------ Records for the exercise ------

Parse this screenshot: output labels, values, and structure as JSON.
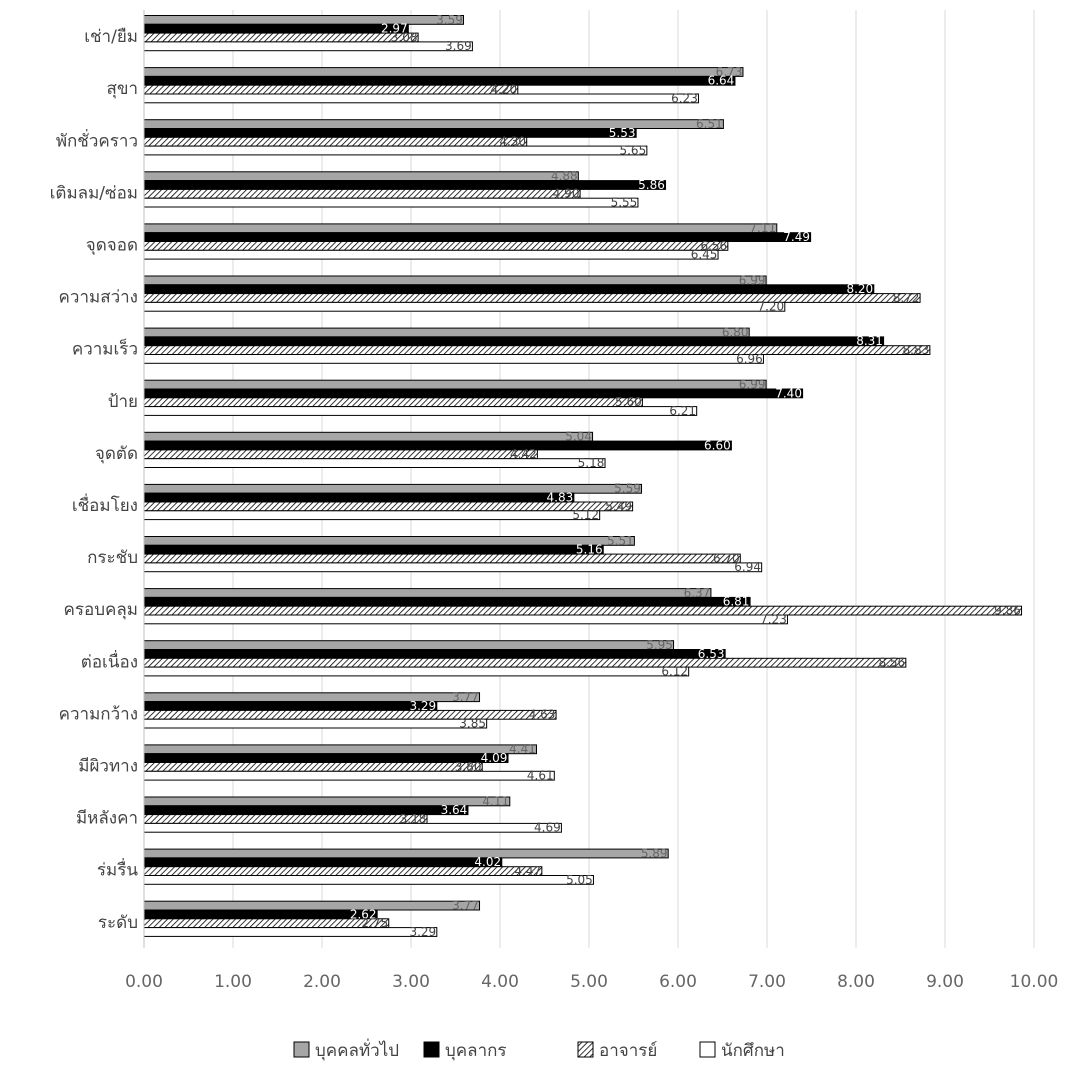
{
  "chart_data": {
    "type": "bar",
    "orientation": "horizontal",
    "categories": [
      "เช่า/ยืม",
      "สุขา",
      "พักชั่วคราว",
      "เติมลม/ซ่อม",
      "จุดจอด",
      "ความสว่าง",
      "ความเร็ว",
      "ป้าย",
      "จุดตัด",
      "เชื่อมโยง",
      "กระชับ",
      "ครอบคลุม",
      "ต่อเนื่อง",
      "ความกว้าง",
      "มีผิวทาง",
      "มีหลังคา",
      "ร่มรื่น",
      "ระดับ"
    ],
    "series": [
      {
        "name": "บุคคลทั่วไป",
        "fill": "#a6a6a6",
        "pattern": "solid",
        "values": [
          3.59,
          6.73,
          6.51,
          4.88,
          7.11,
          6.99,
          6.8,
          6.99,
          5.04,
          5.59,
          5.51,
          6.37,
          5.95,
          3.77,
          4.41,
          4.11,
          5.89,
          3.77
        ]
      },
      {
        "name": "บุคลากร",
        "fill": "#000000",
        "pattern": "solid",
        "values": [
          2.97,
          6.64,
          5.53,
          5.86,
          7.49,
          8.2,
          8.31,
          7.4,
          6.6,
          4.83,
          5.16,
          6.81,
          6.53,
          3.29,
          4.09,
          3.64,
          4.02,
          2.62
        ]
      },
      {
        "name": "อาจารย์",
        "fill": "#ffffff",
        "pattern": "hatch",
        "values": [
          3.08,
          4.2,
          4.3,
          4.9,
          6.56,
          8.72,
          8.83,
          5.6,
          4.42,
          5.49,
          6.7,
          9.86,
          8.56,
          4.63,
          3.8,
          3.18,
          4.47,
          2.75
        ]
      },
      {
        "name": "นักศึกษา",
        "fill": "#ffffff",
        "pattern": "outline",
        "values": [
          3.69,
          6.23,
          5.65,
          5.55,
          6.45,
          7.2,
          6.96,
          6.21,
          5.18,
          5.12,
          6.94,
          7.23,
          6.12,
          3.85,
          4.61,
          4.69,
          5.05,
          3.29
        ]
      }
    ],
    "value_labels": [
      [
        "3.59",
        "6.73",
        "6.51",
        "4.88",
        "7.11",
        "6.99",
        "6.80",
        "6.99",
        "5.04",
        "5.59",
        "5.51",
        "6.37",
        "5.95",
        "3.77",
        "4.41",
        "4.11",
        "5.89",
        "3.77"
      ],
      [
        "2.97",
        "6.64",
        "5.53",
        "5.86",
        "7.49",
        "8.20",
        "8.31",
        "7.40",
        "6.60",
        "4.83",
        "5.16",
        "6.81",
        "6.53",
        "3.29",
        "4.09",
        "3.64",
        "4.02",
        "2.62"
      ],
      [
        "3.08",
        "4.20",
        "4.30",
        "4.90",
        "6.56",
        "8.72",
        "8.83",
        "5.60",
        "4.42",
        "5.49",
        "6.70",
        "9.86",
        "8.56",
        "4.63",
        "3.80",
        "3.18",
        "4.47",
        "2.75"
      ],
      [
        "3.69",
        "6.23",
        "5.65",
        "5.55",
        "6.45",
        "7.20",
        "6.96",
        "6.21",
        "5.18",
        "5.12",
        "6.94",
        "7.23",
        "6.12",
        "3.85",
        "4.61",
        "4.69",
        "5.05",
        "3.29"
      ]
    ],
    "xlim": [
      0,
      10
    ],
    "x_ticks": [
      "0.00",
      "1.00",
      "2.00",
      "3.00",
      "4.00",
      "5.00",
      "6.00",
      "7.00",
      "8.00",
      "9.00",
      "10.00"
    ],
    "grid": true,
    "legend": "bottom",
    "title": "",
    "xlabel": "",
    "ylabel": ""
  }
}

------

■ Your goal
Copy out all lines that carry the word "name".

■ Expected answer
        "name": "บุคคลทั่วไป",
        "name": "บุคลากร",
        "name": "อาจารย์",
        "name": "นักศึกษา",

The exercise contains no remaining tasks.